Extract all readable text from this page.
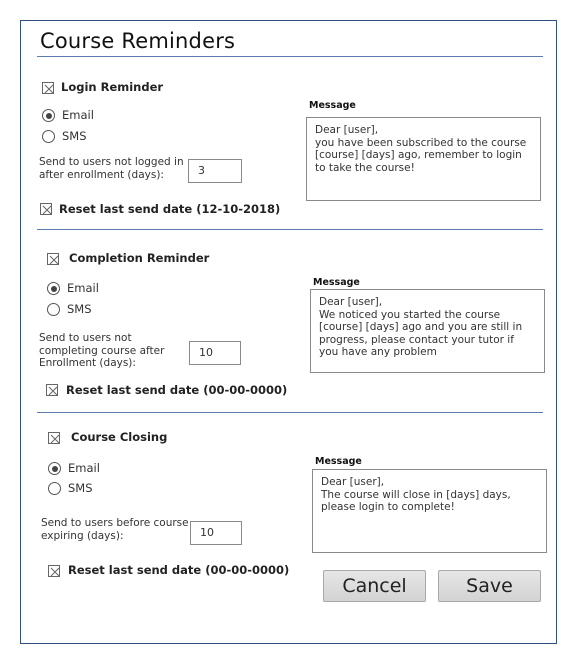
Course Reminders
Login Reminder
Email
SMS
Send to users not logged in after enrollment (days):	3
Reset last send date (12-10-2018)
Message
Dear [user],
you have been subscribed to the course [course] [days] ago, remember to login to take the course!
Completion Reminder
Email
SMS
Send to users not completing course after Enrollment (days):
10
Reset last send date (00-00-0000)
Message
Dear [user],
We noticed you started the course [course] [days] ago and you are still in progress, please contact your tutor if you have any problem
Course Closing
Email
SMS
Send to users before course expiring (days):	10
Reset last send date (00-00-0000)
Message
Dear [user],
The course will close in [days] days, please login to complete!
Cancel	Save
--
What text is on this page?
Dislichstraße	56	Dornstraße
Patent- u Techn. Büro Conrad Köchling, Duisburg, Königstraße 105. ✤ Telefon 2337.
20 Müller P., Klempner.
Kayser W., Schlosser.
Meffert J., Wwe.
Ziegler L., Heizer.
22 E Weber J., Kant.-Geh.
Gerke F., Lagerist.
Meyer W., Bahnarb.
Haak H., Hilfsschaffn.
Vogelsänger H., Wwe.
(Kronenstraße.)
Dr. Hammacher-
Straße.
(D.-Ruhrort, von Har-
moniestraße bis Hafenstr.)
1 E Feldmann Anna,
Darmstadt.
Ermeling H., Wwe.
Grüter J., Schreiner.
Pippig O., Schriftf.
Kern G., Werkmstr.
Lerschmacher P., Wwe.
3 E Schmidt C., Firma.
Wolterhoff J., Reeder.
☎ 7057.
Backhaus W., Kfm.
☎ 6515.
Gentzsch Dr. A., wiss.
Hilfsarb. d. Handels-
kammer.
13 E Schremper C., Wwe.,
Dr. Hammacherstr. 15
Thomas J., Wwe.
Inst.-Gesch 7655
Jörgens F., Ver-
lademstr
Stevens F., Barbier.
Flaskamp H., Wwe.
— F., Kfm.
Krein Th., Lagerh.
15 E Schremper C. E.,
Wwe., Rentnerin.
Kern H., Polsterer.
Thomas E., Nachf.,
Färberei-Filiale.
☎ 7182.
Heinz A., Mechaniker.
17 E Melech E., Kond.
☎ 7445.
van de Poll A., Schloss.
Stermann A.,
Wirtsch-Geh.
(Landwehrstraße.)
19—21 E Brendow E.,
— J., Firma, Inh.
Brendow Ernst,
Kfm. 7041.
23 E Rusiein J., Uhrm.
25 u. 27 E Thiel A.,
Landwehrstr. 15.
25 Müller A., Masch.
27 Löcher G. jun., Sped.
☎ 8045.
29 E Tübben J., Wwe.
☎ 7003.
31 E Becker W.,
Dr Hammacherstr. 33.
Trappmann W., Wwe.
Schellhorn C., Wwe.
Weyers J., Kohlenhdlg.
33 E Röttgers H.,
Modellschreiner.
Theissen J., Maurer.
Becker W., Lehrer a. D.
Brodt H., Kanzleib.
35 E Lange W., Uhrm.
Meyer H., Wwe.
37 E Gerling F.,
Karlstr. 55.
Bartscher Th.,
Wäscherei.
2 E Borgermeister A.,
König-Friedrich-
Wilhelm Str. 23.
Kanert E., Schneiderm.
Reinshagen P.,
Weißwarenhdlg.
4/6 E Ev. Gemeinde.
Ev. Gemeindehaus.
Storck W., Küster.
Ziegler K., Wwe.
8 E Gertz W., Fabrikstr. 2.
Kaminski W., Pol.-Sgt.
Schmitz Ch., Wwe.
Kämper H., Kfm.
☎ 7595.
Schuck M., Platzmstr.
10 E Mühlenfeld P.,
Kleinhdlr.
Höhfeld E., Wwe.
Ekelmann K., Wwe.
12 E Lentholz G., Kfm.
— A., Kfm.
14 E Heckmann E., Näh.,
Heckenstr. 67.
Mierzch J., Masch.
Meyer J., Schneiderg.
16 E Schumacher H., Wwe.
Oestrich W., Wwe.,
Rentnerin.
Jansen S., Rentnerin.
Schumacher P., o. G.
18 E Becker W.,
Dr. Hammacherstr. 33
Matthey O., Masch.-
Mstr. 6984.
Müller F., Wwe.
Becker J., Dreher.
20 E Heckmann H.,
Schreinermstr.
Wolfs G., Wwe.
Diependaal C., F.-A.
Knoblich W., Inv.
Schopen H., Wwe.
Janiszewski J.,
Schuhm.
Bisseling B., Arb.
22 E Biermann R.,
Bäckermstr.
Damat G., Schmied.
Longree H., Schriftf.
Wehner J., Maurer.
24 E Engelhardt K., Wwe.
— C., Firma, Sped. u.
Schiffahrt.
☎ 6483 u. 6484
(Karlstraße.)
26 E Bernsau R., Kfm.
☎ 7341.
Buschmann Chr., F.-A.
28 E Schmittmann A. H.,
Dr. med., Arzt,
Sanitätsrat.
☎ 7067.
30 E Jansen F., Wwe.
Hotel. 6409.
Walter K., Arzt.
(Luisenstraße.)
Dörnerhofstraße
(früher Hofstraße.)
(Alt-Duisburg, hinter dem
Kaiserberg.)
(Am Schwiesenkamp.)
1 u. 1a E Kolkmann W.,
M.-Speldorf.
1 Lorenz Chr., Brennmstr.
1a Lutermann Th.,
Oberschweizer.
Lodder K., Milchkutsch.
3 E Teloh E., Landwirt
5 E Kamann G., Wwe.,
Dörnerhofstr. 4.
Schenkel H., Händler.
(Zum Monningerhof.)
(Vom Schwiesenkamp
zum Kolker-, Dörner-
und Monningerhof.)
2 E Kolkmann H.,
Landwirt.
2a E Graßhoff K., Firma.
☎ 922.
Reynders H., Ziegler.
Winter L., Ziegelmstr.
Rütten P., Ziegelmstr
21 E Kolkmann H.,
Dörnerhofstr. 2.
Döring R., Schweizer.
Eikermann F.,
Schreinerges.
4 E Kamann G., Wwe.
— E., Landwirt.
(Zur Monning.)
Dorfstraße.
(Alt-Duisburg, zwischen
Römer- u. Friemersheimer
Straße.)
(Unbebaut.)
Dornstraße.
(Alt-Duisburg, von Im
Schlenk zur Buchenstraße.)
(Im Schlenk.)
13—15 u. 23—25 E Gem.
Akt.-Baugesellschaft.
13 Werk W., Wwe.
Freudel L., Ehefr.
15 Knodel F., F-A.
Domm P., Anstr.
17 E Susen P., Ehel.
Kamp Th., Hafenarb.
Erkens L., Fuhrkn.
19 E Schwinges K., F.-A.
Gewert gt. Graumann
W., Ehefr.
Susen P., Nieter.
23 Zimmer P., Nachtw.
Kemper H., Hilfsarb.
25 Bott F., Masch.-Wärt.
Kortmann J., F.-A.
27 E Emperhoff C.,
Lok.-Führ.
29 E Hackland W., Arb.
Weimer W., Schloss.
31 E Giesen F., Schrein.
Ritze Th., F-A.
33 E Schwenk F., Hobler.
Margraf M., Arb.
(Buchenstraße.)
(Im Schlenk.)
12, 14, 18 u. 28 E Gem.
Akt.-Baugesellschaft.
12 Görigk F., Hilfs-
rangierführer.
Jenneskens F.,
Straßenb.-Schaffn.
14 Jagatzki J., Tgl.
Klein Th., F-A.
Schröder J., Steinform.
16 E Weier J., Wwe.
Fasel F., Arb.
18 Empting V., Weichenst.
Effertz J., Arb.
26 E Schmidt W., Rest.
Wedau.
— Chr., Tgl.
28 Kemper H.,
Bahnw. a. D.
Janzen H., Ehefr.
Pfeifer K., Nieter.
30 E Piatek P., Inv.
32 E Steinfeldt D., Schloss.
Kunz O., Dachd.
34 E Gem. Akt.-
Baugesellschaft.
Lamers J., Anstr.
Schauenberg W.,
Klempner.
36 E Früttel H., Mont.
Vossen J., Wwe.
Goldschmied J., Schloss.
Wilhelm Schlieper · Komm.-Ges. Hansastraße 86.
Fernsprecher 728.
--
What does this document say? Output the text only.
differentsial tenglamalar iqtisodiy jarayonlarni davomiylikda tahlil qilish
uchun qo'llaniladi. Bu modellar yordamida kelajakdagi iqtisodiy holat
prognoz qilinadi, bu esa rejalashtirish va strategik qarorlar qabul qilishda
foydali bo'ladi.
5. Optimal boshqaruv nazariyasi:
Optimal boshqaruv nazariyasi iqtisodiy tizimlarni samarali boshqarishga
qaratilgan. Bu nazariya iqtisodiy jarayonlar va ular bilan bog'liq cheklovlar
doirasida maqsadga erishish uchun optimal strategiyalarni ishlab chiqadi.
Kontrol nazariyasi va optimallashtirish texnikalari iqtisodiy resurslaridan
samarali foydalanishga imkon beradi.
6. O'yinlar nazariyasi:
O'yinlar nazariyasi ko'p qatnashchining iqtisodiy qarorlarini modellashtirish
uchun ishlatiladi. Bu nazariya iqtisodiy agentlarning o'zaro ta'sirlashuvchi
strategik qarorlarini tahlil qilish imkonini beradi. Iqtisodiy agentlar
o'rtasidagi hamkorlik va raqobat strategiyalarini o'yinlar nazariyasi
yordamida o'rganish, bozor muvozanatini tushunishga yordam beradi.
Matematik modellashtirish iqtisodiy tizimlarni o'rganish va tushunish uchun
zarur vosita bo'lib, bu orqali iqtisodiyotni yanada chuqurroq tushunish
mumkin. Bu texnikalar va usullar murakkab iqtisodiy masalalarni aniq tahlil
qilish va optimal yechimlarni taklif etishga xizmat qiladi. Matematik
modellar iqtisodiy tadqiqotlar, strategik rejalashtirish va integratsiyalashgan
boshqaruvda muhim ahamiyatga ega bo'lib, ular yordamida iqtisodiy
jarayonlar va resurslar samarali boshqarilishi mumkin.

* [WHAT THIS TASK INVOLVES]
Give the number of lines in the material above that have the word "samarali" in them, and nothing more.

* [EXERCISE RESULT]
3